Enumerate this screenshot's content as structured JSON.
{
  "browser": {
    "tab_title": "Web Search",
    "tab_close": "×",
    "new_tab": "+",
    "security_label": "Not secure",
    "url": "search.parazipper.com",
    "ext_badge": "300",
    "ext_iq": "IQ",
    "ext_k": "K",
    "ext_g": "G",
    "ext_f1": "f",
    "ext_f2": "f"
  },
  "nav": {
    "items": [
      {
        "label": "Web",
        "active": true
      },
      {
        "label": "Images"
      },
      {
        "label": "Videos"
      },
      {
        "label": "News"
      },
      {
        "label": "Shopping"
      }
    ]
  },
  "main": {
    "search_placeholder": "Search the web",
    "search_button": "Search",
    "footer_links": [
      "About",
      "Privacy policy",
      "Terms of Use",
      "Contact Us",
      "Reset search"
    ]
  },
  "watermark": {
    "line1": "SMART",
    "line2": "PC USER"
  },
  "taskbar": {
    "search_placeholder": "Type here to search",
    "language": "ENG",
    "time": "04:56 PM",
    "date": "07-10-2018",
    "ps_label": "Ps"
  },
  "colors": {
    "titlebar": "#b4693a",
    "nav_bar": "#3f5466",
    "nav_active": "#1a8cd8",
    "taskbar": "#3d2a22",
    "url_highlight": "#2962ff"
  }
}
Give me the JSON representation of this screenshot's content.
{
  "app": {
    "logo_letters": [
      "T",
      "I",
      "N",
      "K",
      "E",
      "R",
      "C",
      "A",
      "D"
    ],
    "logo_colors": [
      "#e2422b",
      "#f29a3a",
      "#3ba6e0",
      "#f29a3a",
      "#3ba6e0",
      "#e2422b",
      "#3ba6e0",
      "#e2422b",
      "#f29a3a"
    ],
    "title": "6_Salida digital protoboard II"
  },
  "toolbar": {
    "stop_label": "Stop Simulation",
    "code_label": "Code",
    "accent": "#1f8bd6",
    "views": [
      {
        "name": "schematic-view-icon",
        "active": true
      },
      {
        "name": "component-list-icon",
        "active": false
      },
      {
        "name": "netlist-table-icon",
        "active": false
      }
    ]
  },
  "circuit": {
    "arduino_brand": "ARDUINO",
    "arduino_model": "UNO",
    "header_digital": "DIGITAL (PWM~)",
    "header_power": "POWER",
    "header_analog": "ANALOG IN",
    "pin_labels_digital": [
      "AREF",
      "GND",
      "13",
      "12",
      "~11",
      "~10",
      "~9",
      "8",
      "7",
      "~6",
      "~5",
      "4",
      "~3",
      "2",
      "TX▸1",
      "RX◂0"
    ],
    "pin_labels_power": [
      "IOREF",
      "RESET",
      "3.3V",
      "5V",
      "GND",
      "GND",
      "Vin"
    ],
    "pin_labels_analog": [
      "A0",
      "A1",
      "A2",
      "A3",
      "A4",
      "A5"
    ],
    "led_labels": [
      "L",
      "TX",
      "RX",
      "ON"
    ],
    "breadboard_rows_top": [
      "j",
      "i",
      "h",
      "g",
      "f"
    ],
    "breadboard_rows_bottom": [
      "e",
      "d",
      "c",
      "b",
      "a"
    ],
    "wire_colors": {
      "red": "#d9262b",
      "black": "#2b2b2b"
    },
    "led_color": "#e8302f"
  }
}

> What is expected:
Give the material above again, word for word.

> Exercise output:
Enumerate this screenshot's content as structured JSON.
{
  "browser": {
    "tab_title": "Web Search",
    "tab_close": "×",
    "new_tab": "+",
    "security_label": "Not secure",
    "url": "search.parazipper.com",
    "ext_badge": "300",
    "ext_iq": "IQ",
    "ext_k": "K",
    "ext_g": "G",
    "ext_f1": "f",
    "ext_f2": "f"
  },
  "nav": {
    "items": [
      {
        "label": "Web",
        "active": true
      },
      {
        "label": "Images"
      },
      {
        "label": "Videos"
      },
      {
        "label": "News"
      },
      {
        "label": "Shopping"
      }
    ]
  },
  "main": {
    "search_placeholder": "Search the web",
    "search_button": "Search",
    "footer_links": [
      "About",
      "Privacy policy",
      "Terms of Use",
      "Contact Us",
      "Reset search"
    ]
  },
  "watermark": {
    "line1": "SMART",
    "line2": "PC USER"
  },
  "taskbar": {
    "search_placeholder": "Type here to search",
    "language": "ENG",
    "time": "04:56 PM",
    "date": "07-10-2018",
    "ps_label": "Ps"
  },
  "colors": {
    "titlebar": "#b4693a",
    "nav_bar": "#3f5466",
    "nav_active": "#1a8cd8",
    "taskbar": "#3d2a22",
    "url_highlight": "#2962ff"
  }
}
Give me the JSON representation of this screenshot's content.
{
  "app": {
    "logo_letters": [
      "T",
      "I",
      "N",
      "K",
      "E",
      "R",
      "C",
      "A",
      "D"
    ],
    "logo_colors": [
      "#e2422b",
      "#f29a3a",
      "#3ba6e0",
      "#f29a3a",
      "#3ba6e0",
      "#e2422b",
      "#3ba6e0",
      "#e2422b",
      "#f29a3a"
    ],
    "title": "6_Salida digital protoboard II"
  },
  "toolbar": {
    "stop_label": "Stop Simulation",
    "code_label": "Code",
    "accent": "#1f8bd6",
    "views": [
      {
        "name": "schematic-view-icon",
        "active": true
      },
      {
        "name": "component-list-icon",
        "active": false
      },
      {
        "name": "netlist-table-icon",
        "active": false
      }
    ]
  },
  "circuit": {
    "arduino_brand": "ARDUINO",
    "arduino_model": "UNO",
    "header_digital": "DIGITAL (PWM~)",
    "header_power": "POWER",
    "header_analog": "ANALOG IN",
    "pin_labels_digital": [
      "AREF",
      "GND",
      "13",
      "12",
      "~11",
      "~10",
      "~9",
      "8",
      "7",
      "~6",
      "~5",
      "4",
      "~3",
      "2",
      "TX▸1",
      "RX◂0"
    ],
    "pin_labels_power": [
      "IOREF",
      "RESET",
      "3.3V",
      "5V",
      "GND",
      "GND",
      "Vin"
    ],
    "pin_labels_analog": [
      "A0",
      "A1",
      "A2",
      "A3",
      "A4",
      "A5"
    ],
    "led_labels": [
      "L",
      "TX",
      "RX",
      "ON"
    ],
    "breadboard_rows_top": [
      "j",
      "i",
      "h",
      "g",
      "f"
    ],
    "breadboard_rows_bottom": [
      "e",
      "d",
      "c",
      "b",
      "a"
    ],
    "wire_colors": {
      "red": "#d9262b",
      "black": "#2b2b2b"
    },
    "led_color": "#e8302f"
  }
}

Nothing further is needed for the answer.